[Entries taken from a collection]
+ + + + + + +

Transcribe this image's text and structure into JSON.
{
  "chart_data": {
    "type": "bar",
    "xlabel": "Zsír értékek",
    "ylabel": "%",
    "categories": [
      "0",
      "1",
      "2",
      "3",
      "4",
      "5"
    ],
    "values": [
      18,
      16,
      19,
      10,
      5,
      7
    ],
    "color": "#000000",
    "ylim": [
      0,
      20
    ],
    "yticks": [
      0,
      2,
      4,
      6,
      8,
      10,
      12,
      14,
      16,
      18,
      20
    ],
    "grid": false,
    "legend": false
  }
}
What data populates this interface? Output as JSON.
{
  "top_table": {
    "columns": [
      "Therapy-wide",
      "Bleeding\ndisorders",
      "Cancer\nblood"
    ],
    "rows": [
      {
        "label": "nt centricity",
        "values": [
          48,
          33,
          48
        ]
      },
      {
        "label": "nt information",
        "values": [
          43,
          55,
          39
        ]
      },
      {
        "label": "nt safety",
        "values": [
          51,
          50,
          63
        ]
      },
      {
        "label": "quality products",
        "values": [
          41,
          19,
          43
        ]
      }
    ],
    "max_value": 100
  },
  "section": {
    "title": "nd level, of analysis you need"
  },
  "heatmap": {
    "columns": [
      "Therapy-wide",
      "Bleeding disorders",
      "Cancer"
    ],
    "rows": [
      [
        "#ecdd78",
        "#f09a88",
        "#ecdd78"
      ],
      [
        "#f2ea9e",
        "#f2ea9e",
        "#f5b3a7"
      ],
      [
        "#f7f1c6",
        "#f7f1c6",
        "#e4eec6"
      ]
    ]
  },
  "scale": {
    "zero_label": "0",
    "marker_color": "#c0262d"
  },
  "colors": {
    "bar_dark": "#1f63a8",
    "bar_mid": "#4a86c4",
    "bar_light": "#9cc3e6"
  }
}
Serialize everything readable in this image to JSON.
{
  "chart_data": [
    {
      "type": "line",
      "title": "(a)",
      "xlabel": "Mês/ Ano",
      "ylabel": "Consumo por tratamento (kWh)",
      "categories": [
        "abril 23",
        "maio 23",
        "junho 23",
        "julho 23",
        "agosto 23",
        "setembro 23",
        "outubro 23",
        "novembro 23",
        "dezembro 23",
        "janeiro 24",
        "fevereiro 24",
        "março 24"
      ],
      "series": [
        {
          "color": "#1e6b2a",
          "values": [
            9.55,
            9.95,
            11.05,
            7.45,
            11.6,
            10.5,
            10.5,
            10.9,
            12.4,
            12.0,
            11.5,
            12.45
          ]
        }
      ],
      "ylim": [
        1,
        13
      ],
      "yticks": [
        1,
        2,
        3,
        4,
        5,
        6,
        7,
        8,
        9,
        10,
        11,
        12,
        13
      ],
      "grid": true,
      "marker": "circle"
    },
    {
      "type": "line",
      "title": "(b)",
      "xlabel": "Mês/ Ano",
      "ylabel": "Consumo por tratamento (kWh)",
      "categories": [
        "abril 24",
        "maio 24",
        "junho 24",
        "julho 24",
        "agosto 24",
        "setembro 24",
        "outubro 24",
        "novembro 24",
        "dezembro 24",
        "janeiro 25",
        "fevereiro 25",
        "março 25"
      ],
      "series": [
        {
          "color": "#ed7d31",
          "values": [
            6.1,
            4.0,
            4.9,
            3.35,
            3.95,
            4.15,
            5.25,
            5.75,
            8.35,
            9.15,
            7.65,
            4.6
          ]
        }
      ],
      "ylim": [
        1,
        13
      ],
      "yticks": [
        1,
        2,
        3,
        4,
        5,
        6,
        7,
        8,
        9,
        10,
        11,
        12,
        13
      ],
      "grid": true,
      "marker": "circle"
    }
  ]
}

+ + + + + + +

[Your goal]
Repeat the material in full, exactly as it stands.

[Completed task]
Transcribe this image's text and structure into JSON.
{
  "chart_data": {
    "type": "bar",
    "xlabel": "Zsír értékek",
    "ylabel": "%",
    "categories": [
      "0",
      "1",
      "2",
      "3",
      "4",
      "5"
    ],
    "values": [
      18,
      16,
      19,
      10,
      5,
      7
    ],
    "color": "#000000",
    "ylim": [
      0,
      20
    ],
    "yticks": [
      0,
      2,
      4,
      6,
      8,
      10,
      12,
      14,
      16,
      18,
      20
    ],
    "grid": false,
    "legend": false
  }
}
What data populates this interface? Output as JSON.
{
  "top_table": {
    "columns": [
      "Therapy-wide",
      "Bleeding\ndisorders",
      "Cancer\nblood"
    ],
    "rows": [
      {
        "label": "nt centricity",
        "values": [
          48,
          33,
          48
        ]
      },
      {
        "label": "nt information",
        "values": [
          43,
          55,
          39
        ]
      },
      {
        "label": "nt safety",
        "values": [
          51,
          50,
          63
        ]
      },
      {
        "label": "quality products",
        "values": [
          41,
          19,
          43
        ]
      }
    ],
    "max_value": 100
  },
  "section": {
    "title": "nd level, of analysis you need"
  },
  "heatmap": {
    "columns": [
      "Therapy-wide",
      "Bleeding disorders",
      "Cancer"
    ],
    "rows": [
      [
        "#ecdd78",
        "#f09a88",
        "#ecdd78"
      ],
      [
        "#f2ea9e",
        "#f2ea9e",
        "#f5b3a7"
      ],
      [
        "#f7f1c6",
        "#f7f1c6",
        "#e4eec6"
      ]
    ]
  },
  "scale": {
    "zero_label": "0",
    "marker_color": "#c0262d"
  },
  "colors": {
    "bar_dark": "#1f63a8",
    "bar_mid": "#4a86c4",
    "bar_light": "#9cc3e6"
  }
}
Serialize everything readable in this image to JSON.
{
  "chart_data": [
    {
      "type": "line",
      "title": "(a)",
      "xlabel": "Mês/ Ano",
      "ylabel": "Consumo por tratamento (kWh)",
      "categories": [
        "abril 23",
        "maio 23",
        "junho 23",
        "julho 23",
        "agosto 23",
        "setembro 23",
        "outubro 23",
        "novembro 23",
        "dezembro 23",
        "janeiro 24",
        "fevereiro 24",
        "março 24"
      ],
      "series": [
        {
          "color": "#1e6b2a",
          "values": [
            9.55,
            9.95,
            11.05,
            7.45,
            11.6,
            10.5,
            10.5,
            10.9,
            12.4,
            12.0,
            11.5,
            12.45
          ]
        }
      ],
      "ylim": [
        1,
        13
      ],
      "yticks": [
        1,
        2,
        3,
        4,
        5,
        6,
        7,
        8,
        9,
        10,
        11,
        12,
        13
      ],
      "grid": true,
      "marker": "circle"
    },
    {
      "type": "line",
      "title": "(b)",
      "xlabel": "Mês/ Ano",
      "ylabel": "Consumo por tratamento (kWh)",
      "categories": [
        "abril 24",
        "maio 24",
        "junho 24",
        "julho 24",
        "agosto 24",
        "setembro 24",
        "outubro 24",
        "novembro 24",
        "dezembro 24",
        "janeiro 25",
        "fevereiro 25",
        "março 25"
      ],
      "series": [
        {
          "color": "#ed7d31",
          "values": [
            6.1,
            4.0,
            4.9,
            3.35,
            3.95,
            4.15,
            5.25,
            5.75,
            8.35,
            9.15,
            7.65,
            4.6
          ]
        }
      ],
      "ylim": [
        1,
        13
      ],
      "yticks": [
        1,
        2,
        3,
        4,
        5,
        6,
        7,
        8,
        9,
        10,
        11,
        12,
        13
      ],
      "grid": true,
      "marker": "circle"
    }
  ]
}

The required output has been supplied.